Source material.
------
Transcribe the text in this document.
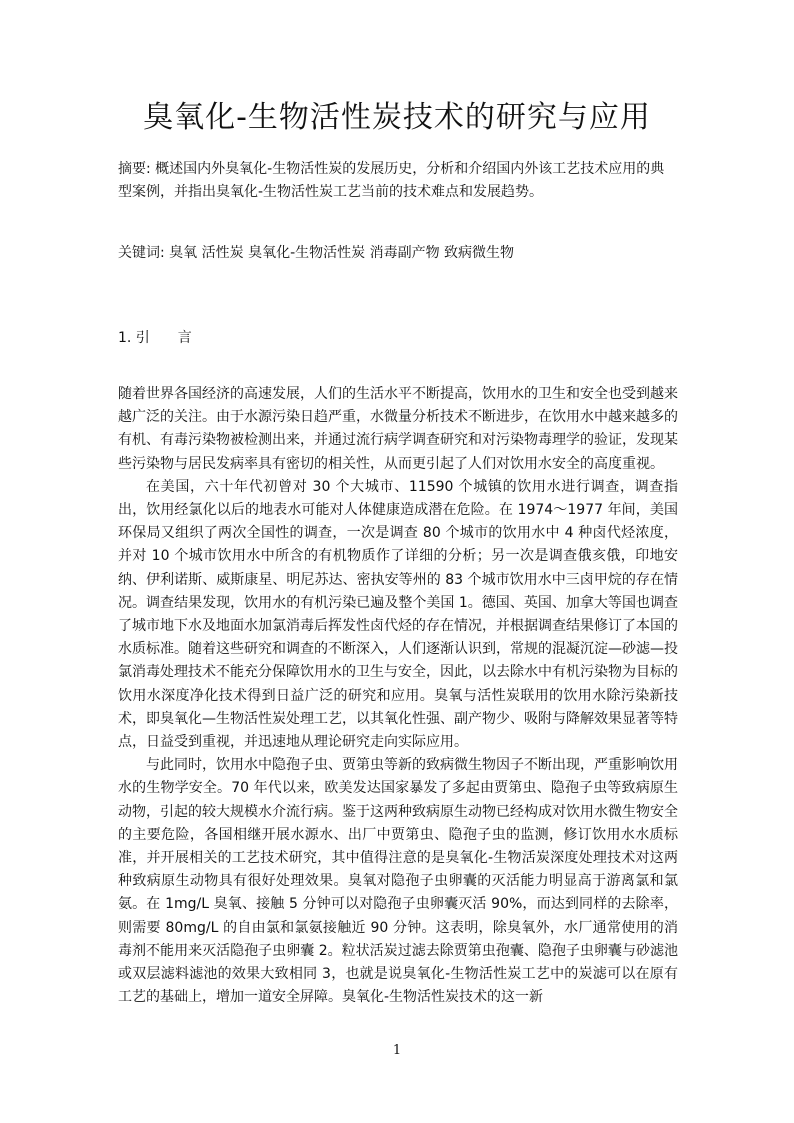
臭氧化-生物活性炭技术的研究与应用

摘要: 概述国内外臭氧化-生物活性炭的发展历史，分析和介绍国内外该工艺技术应用的典型案例，并指出臭氧化-生物活性炭工艺当前的技术难点和发展趋势。

关键词: 臭氧 活性炭 臭氧化-生物活性炭 消毒副产物 致病微生物

1. 引　　言

随着世界各国经济的高速发展，人们的生活水平不断提高，饮用水的卫生和安全也受到越来越广泛的关注。由于水源污染日趋严重，水微量分析技术不断进步，在饮用水中越来越多的有机、有毒污染物被检测出来，并通过流行病学调查研究和对污染物毒理学的验证，发现某些污染物与居民发病率具有密切的相关性，从而更引起了人们对饮用水安全的高度重视。

在美国，六十年代初曾对 30 个大城市、11590 个城镇的饮用水进行调查，调查指出，饮用经氯化以后的地表水可能对人体健康造成潜在危险。在 1974～1977 年间，美国环保局又组织了两次全国性的调查，一次是调查 80 个城市的饮用水中 4 种卤代烃浓度，并对 10 个城市饮用水中所含的有机物质作了详细的分析；另一次是调查俄亥俄，印地安纳、伊利诺斯、威斯康星、明尼苏达、密执安等州的 83 个城市饮用水中三卤甲烷的存在情况。调查结果发现，饮用水的有机污染已遍及整个美国 1。德国、英国、加拿大等国也调查了城市地下水及地面水加氯消毒后挥发性卤代烃的存在情况，并根据调查结果修订了本国的水质标准。随着这些研究和调查的不断深入，人们逐渐认识到，常规的混凝沉淀—砂滤—投氯消毒处理技术不能充分保障饮用水的卫生与安全，因此，以去除水中有机污染物为目标的饮用水深度净化技术得到日益广泛的研究和应用。臭氧与活性炭联用的饮用水除污染新技术，即臭氧化—生物活性炭处理工艺，以其氧化性强、副产物少、吸附与降解效果显著等特点，日益受到重视，并迅速地从理论研究走向实际应用。

与此同时，饮用水中隐孢子虫、贾第虫等新的致病微生物因子不断出现，严重影响饮用水的生物学安全。70 年代以来，欧美发达国家暴发了多起由贾第虫、隐孢子虫等致病原生动物，引起的较大规模水介流行病。鉴于这两种致病原生动物已经构成对饮用水微生物安全的主要危险，各国相继开展水源水、出厂中贾第虫、隐孢子虫的监测，修订饮用水水质标准，并开展相关的工艺技术研究，其中值得注意的是臭氧化-生物活炭深度处理技术对这两种致病原生动物具有很好处理效果。臭氧对隐孢子虫卵囊的灭活能力明显高于游离氯和氯氨。在 1mg/L 臭氧、接触 5 分钟可以对隐孢子虫卵囊灭活 90%，而达到同样的去除率，则需要 80mg/L 的自由氯和氯氨接触近 90 分钟。这表明，除臭氧外，水厂通常使用的消毒剂不能用来灭活隐孢子虫卵囊 2。粒状活炭过滤去除贾第虫孢囊、隐孢子虫卵囊与砂滤池或双层滤料滤池的效果大致相同 3，也就是说臭氧化-生物活性炭工艺中的炭滤可以在原有工艺的基础上，增加一道安全屏障。臭氧化-生物活性炭技术的这一新

1
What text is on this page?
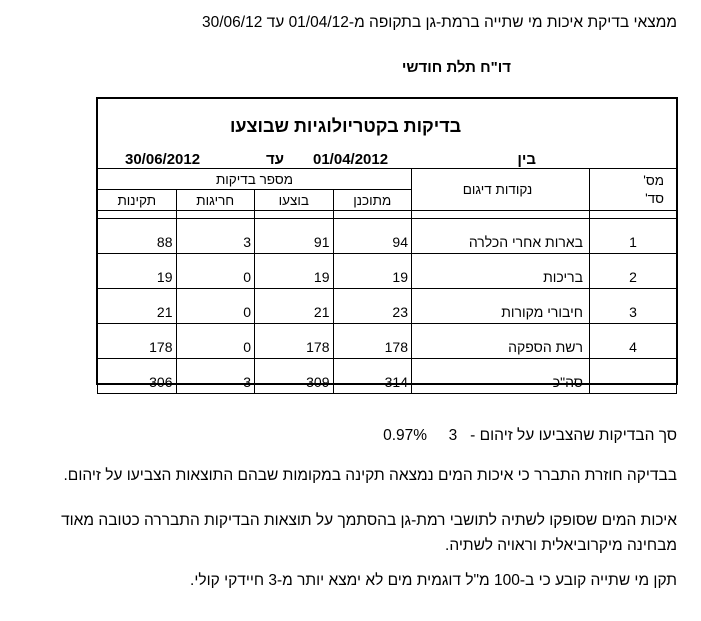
ממצאי בדיקת איכות מי שתייה ברמת-גן בתקופה מ-01/04/12 עד 30/06/12
דו"ח תלת חודשי
בדיקות בקטריולוגיות שבוצעו
בין
01/04/2012
עד
30/06/2012
מס'
סד'	נקודות דיגום	מספר בדיקות			
		מתוכנן	בוצעו	חריגות	תקינות

1	בארות אחרי הכלרה	94	91	3	88
2	בריכות	19	19	0	19
3	חיבורי מקורות	23	21	0	21
4	רשת הספקה	178	178	0	178
	סה"כ	314	309	3	306
סך הבדיקות שהצביעו על זיהום -   3     0.97%
בבדיקה חוזרת התברר כי איכות המים נמצאה תקינה במקומות שבהם התוצאות הצביעו על זיהום.
איכות המים שסופקו לשתיה לתושבי רמת-גן בהסתמך על תוצאות הבדיקות התבררה כטובה מאוד מבחינה מיקרוביאלית וראויה לשתיה.
תקן מי שתייה קובע כי ב-100 מ"ל דוגמית מים לא ימצא יותר מ-3 חיידקי קולי.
------
Problem to work on. Transcribe each entry precisely as given, leaving the pictures out.

Output for this task.
Transcribe the text in this document.
臭氧化-生物活性炭技术的研究与应用

摘要: 概述国内外臭氧化-生物活性炭的发展历史，分析和介绍国内外该工艺技术应用的典型案例，并指出臭氧化-生物活性炭工艺当前的技术难点和发展趋势。

关键词: 臭氧 活性炭 臭氧化-生物活性炭 消毒副产物 致病微生物

1. 引　　言

随着世界各国经济的高速发展，人们的生活水平不断提高，饮用水的卫生和安全也受到越来越广泛的关注。由于水源污染日趋严重，水微量分析技术不断进步，在饮用水中越来越多的有机、有毒污染物被检测出来，并通过流行病学调查研究和对污染物毒理学的验证，发现某些污染物与居民发病率具有密切的相关性，从而更引起了人们对饮用水安全的高度重视。

在美国，六十年代初曾对 30 个大城市、11590 个城镇的饮用水进行调查，调查指出，饮用经氯化以后的地表水可能对人体健康造成潜在危险。在 1974～1977 年间，美国环保局又组织了两次全国性的调查，一次是调查 80 个城市的饮用水中 4 种卤代烃浓度，并对 10 个城市饮用水中所含的有机物质作了详细的分析；另一次是调查俄亥俄，印地安纳、伊利诺斯、威斯康星、明尼苏达、密执安等州的 83 个城市饮用水中三卤甲烷的存在情况。调查结果发现，饮用水的有机污染已遍及整个美国 1。德国、英国、加拿大等国也调查了城市地下水及地面水加氯消毒后挥发性卤代烃的存在情况，并根据调查结果修订了本国的水质标准。随着这些研究和调查的不断深入，人们逐渐认识到，常规的混凝沉淀—砂滤—投氯消毒处理技术不能充分保障饮用水的卫生与安全，因此，以去除水中有机污染物为目标的饮用水深度净化技术得到日益广泛的研究和应用。臭氧与活性炭联用的饮用水除污染新技术，即臭氧化—生物活性炭处理工艺，以其氧化性强、副产物少、吸附与降解效果显著等特点，日益受到重视，并迅速地从理论研究走向实际应用。

与此同时，饮用水中隐孢子虫、贾第虫等新的致病微生物因子不断出现，严重影响饮用水的生物学安全。70 年代以来，欧美发达国家暴发了多起由贾第虫、隐孢子虫等致病原生动物，引起的较大规模水介流行病。鉴于这两种致病原生动物已经构成对饮用水微生物安全的主要危险，各国相继开展水源水、出厂中贾第虫、隐孢子虫的监测，修订饮用水水质标准，并开展相关的工艺技术研究，其中值得注意的是臭氧化-生物活炭深度处理技术对这两种致病原生动物具有很好处理效果。臭氧对隐孢子虫卵囊的灭活能力明显高于游离氯和氯氨。在 1mg/L 臭氧、接触 5 分钟可以对隐孢子虫卵囊灭活 90%，而达到同样的去除率，则需要 80mg/L 的自由氯和氯氨接触近 90 分钟。这表明，除臭氧外，水厂通常使用的消毒剂不能用来灭活隐孢子虫卵囊 2。粒状活炭过滤去除贾第虫孢囊、隐孢子虫卵囊与砂滤池或双层滤料滤池的效果大致相同 3，也就是说臭氧化-生物活性炭工艺中的炭滤可以在原有工艺的基础上，增加一道安全屏障。臭氧化-生物活性炭技术的这一新

1
What text is on this page?
ממצאי בדיקת איכות מי שתייה ברמת-גן בתקופה מ-01/04/12 עד 30/06/12
דו"ח תלת חודשי
בדיקות בקטריולוגיות שבוצעו
בין
01/04/2012
עד
30/06/2012
מס'
סד'	נקודות דיגום	מספר בדיקות			
		מתוכנן	בוצעו	חריגות	תקינות

1	בארות אחרי הכלרה	94	91	3	88
2	בריכות	19	19	0	19
3	חיבורי מקורות	23	21	0	21
4	רשת הספקה	178	178	0	178
	סה"כ	314	309	3	306
סך הבדיקות שהצביעו על זיהום -   3     0.97%
בבדיקה חוזרת התברר כי איכות המים נמצאה תקינה במקומות שבהם התוצאות הצביעו על זיהום.
איכות המים שסופקו לשתיה לתושבי רמת-גן בהסתמך על תוצאות הבדיקות התבררה כטובה מאוד מבחינה מיקרוביאלית וראויה לשתיה.
תקן מי שתייה קובע כי ב-100 מ"ל דוגמית מים לא ימצא יותר מ-3 חיידקי קולי.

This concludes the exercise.